_Data for processing_

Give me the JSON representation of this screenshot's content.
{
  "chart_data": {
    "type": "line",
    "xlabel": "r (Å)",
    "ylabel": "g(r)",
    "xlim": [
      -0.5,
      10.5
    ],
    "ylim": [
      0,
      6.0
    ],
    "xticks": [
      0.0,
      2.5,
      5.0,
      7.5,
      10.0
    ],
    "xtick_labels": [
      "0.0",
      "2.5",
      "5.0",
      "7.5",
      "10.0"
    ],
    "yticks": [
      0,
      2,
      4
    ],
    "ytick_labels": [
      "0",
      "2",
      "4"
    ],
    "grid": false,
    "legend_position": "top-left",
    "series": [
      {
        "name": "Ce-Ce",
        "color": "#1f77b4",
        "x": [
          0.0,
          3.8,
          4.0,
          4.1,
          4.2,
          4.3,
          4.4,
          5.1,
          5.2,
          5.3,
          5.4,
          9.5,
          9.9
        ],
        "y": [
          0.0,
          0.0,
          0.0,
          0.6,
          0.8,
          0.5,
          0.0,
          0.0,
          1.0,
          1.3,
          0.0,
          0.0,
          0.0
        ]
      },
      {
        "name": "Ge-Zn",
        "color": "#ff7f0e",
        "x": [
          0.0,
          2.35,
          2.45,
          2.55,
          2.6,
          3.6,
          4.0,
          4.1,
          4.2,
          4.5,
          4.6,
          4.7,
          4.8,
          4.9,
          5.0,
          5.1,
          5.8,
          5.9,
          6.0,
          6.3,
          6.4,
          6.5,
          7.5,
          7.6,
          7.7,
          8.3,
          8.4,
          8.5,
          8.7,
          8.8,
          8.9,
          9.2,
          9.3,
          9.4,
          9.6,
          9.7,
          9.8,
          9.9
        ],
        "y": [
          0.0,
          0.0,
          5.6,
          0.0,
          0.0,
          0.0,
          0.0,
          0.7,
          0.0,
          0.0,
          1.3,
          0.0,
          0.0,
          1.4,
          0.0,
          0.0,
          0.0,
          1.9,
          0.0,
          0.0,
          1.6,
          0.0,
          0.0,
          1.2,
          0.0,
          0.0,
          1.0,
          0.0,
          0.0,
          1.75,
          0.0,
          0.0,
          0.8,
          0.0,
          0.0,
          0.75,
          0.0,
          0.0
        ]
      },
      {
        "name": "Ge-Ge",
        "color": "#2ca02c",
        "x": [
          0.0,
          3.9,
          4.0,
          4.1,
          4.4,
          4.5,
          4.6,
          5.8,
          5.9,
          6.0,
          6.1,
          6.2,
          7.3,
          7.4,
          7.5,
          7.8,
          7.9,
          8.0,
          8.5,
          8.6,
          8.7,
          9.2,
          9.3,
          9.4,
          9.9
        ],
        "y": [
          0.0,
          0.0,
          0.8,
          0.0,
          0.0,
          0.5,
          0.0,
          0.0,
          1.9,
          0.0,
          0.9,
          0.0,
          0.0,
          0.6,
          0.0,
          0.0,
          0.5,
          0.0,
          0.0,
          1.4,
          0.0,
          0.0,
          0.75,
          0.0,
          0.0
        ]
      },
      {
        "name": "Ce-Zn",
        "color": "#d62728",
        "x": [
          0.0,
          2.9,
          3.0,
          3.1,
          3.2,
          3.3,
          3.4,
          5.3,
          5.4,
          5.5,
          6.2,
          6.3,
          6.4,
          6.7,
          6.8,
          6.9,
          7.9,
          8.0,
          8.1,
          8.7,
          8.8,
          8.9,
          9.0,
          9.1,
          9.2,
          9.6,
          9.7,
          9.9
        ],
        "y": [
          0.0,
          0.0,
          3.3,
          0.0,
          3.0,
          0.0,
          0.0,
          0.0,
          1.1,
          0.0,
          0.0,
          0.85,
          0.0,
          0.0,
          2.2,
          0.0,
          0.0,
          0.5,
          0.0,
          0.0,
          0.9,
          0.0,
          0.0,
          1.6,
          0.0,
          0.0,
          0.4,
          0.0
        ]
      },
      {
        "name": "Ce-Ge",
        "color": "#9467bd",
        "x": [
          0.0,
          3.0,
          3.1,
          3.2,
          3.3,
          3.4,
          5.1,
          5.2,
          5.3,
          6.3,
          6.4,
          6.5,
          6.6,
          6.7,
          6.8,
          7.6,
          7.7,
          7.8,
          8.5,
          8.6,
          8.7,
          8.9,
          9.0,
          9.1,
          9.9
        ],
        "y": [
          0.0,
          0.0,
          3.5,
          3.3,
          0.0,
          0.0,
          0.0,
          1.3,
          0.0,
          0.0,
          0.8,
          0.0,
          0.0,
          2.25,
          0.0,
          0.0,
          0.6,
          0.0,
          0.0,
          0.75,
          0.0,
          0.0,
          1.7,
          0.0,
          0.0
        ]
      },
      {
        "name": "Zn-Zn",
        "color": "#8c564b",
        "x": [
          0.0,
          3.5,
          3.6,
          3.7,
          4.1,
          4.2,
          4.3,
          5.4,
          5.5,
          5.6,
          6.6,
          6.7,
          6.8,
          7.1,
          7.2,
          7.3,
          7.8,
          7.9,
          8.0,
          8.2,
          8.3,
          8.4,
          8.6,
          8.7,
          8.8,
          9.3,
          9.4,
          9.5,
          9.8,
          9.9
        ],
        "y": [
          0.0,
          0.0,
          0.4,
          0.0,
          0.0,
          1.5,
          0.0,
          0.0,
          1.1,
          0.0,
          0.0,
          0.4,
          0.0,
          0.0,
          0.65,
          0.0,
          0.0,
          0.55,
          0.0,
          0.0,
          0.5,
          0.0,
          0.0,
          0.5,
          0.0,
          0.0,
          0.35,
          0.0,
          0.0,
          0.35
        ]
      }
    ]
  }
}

_Exercise task_
Each line of the material above either contains the word "color" or does not; state how many do, and nothing else.

_Exercise solution_
6